* _EXERCISE REQUIREMENTS_
Return the lines below that carry the word "обязанности".
○ ○ ○ ○ ○ ○ ○
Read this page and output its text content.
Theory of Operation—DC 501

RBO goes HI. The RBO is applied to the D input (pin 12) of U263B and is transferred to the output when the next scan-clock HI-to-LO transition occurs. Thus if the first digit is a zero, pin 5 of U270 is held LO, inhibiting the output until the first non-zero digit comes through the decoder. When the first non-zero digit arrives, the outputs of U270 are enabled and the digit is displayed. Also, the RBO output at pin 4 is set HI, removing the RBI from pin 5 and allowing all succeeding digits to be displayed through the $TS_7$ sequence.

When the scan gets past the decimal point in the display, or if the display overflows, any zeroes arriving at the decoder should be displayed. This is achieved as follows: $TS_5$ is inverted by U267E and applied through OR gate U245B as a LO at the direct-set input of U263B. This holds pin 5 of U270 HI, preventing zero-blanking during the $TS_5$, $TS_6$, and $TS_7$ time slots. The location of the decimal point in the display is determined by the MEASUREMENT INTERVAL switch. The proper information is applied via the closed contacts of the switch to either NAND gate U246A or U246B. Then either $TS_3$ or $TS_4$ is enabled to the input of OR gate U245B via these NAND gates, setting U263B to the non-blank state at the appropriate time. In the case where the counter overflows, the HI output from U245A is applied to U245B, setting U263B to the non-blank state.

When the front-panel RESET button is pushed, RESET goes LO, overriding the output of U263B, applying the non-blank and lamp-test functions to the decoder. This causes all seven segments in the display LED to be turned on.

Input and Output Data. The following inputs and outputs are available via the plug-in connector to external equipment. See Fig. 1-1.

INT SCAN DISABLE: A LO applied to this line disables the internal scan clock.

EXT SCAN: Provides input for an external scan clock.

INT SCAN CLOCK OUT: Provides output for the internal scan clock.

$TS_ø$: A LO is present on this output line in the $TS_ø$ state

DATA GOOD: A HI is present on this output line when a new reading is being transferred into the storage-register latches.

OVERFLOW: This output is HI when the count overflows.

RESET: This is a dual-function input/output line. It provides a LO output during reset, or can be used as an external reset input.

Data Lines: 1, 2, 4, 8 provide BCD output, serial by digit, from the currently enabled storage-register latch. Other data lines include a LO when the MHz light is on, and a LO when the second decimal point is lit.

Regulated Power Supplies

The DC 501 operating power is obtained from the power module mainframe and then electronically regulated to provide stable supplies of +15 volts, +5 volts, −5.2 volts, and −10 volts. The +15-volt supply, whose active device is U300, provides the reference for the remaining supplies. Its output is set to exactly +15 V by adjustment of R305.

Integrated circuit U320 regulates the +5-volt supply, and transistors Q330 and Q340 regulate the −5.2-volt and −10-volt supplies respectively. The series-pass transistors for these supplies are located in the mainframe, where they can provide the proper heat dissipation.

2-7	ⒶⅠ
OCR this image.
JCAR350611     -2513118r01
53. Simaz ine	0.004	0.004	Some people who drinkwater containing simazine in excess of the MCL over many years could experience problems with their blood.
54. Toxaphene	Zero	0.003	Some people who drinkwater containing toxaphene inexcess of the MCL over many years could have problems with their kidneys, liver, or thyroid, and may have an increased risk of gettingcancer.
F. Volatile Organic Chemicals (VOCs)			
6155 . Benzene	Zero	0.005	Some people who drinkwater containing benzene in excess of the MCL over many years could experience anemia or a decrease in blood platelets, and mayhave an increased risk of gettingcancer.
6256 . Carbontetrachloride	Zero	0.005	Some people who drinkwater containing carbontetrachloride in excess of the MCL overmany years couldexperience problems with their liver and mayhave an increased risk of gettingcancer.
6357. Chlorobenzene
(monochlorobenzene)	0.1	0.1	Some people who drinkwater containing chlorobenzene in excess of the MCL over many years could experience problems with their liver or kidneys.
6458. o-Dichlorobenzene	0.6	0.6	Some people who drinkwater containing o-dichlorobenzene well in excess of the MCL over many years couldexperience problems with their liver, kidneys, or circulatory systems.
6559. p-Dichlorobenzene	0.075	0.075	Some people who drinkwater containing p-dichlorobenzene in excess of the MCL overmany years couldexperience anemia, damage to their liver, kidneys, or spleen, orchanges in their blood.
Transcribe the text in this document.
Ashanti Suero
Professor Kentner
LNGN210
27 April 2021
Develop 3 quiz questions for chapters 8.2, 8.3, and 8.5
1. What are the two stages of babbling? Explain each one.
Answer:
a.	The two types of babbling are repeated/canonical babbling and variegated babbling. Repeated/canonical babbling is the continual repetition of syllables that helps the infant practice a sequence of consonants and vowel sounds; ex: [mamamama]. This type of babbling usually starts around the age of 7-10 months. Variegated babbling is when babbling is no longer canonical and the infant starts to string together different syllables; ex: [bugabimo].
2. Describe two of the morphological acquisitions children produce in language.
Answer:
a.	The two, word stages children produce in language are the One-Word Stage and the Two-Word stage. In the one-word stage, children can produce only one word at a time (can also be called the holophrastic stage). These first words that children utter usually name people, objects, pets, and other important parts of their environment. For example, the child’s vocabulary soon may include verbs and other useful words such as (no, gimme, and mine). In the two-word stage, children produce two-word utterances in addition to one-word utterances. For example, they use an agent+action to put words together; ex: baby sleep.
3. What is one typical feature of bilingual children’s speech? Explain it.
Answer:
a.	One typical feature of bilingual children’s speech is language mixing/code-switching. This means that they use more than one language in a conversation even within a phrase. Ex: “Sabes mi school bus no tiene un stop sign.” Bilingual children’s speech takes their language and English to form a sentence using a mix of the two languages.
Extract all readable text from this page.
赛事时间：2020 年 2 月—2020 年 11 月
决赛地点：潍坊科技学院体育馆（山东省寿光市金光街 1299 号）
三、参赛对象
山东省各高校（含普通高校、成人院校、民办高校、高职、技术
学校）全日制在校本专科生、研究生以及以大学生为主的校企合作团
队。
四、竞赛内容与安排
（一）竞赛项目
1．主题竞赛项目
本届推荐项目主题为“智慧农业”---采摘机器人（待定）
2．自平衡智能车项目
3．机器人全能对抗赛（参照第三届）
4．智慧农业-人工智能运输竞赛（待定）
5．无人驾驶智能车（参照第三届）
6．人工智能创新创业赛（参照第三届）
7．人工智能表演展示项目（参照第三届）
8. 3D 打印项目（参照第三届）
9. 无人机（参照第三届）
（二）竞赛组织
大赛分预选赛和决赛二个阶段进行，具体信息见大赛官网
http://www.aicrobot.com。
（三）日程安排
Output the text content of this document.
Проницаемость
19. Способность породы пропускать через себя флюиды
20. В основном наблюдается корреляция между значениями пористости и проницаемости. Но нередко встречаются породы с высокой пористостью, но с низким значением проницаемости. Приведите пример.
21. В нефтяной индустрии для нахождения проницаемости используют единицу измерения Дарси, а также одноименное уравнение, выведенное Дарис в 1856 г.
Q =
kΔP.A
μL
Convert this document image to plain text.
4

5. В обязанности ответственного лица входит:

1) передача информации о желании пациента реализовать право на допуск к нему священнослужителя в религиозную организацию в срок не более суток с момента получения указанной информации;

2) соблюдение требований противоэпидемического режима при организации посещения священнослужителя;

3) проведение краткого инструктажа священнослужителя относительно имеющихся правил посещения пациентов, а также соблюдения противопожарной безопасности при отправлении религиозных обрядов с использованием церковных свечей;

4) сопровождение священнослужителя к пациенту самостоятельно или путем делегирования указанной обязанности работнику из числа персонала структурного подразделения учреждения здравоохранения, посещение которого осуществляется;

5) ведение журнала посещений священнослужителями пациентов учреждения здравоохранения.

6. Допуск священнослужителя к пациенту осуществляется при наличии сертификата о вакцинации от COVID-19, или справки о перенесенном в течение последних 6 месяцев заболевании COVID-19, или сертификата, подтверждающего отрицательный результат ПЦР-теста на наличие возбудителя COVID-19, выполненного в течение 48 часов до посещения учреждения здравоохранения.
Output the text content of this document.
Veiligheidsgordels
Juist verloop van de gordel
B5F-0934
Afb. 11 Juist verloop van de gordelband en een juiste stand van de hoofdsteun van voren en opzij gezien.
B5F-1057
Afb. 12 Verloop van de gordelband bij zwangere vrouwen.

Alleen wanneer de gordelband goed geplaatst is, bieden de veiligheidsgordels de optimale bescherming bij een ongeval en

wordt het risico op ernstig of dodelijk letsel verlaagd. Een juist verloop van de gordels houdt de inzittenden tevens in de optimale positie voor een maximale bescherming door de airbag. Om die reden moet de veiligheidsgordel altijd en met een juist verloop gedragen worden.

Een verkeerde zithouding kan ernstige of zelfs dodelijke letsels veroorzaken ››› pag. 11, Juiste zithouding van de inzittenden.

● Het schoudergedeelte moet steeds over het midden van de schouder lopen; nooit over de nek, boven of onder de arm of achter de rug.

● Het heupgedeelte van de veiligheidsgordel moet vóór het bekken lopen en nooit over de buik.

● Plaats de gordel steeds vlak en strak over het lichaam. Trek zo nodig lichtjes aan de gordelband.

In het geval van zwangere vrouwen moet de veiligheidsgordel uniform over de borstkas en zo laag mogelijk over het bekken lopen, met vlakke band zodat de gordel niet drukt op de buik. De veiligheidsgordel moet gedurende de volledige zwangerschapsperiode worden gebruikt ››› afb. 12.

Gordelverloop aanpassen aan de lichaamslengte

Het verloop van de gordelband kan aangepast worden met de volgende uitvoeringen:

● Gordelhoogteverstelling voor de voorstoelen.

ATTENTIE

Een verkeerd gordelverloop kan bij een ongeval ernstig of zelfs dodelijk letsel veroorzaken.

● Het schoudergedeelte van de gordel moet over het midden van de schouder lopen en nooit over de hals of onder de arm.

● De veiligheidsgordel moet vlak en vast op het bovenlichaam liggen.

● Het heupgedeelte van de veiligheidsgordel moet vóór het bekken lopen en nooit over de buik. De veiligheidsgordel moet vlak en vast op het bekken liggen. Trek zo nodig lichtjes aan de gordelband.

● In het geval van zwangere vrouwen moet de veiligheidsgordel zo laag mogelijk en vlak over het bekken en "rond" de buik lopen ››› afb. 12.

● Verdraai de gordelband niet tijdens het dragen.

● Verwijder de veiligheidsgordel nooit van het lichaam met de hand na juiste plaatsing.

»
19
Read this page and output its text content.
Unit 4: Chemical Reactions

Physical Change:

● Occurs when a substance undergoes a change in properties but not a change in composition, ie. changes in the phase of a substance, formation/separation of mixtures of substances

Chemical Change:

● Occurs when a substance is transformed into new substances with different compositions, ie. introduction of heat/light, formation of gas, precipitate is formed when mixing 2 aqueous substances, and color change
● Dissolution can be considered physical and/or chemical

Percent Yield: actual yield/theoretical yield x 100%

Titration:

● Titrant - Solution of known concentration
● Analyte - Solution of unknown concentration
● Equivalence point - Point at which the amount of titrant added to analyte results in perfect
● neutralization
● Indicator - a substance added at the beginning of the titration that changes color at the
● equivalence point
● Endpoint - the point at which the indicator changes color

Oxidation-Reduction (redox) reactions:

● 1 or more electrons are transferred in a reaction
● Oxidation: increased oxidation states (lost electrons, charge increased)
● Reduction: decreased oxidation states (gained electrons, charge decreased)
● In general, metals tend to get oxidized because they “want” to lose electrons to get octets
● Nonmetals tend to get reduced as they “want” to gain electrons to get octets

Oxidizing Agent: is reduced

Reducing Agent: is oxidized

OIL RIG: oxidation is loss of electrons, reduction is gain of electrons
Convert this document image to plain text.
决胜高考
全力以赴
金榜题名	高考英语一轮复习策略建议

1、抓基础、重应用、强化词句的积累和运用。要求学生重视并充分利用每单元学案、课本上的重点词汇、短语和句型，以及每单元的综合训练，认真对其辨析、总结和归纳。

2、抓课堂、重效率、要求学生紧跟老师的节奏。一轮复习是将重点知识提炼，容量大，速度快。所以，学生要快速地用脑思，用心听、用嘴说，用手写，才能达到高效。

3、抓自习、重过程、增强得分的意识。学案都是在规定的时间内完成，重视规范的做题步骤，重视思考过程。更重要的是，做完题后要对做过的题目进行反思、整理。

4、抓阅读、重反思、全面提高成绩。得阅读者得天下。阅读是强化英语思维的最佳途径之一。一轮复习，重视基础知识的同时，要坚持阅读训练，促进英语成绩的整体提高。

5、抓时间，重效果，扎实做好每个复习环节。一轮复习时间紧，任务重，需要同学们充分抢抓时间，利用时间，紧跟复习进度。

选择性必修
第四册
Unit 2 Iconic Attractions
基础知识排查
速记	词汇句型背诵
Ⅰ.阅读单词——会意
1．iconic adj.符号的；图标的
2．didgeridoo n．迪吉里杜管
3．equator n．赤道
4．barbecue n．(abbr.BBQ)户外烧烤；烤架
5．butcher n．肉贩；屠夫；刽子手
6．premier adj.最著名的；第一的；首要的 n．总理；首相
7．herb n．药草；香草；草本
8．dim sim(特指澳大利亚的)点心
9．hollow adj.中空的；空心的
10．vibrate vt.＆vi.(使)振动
○ ○ ○ ○ ○ ○ ○
* _ANSWER IN FULL_
5. В обязанности ответственного лица входит:
4) сопровождение священнослужителя к пациенту самостоятельно или путем делегирования указанной обязанности работнику из числа персонала структурного подразделения учреждения здравоохранения, посещение которого осуществляется;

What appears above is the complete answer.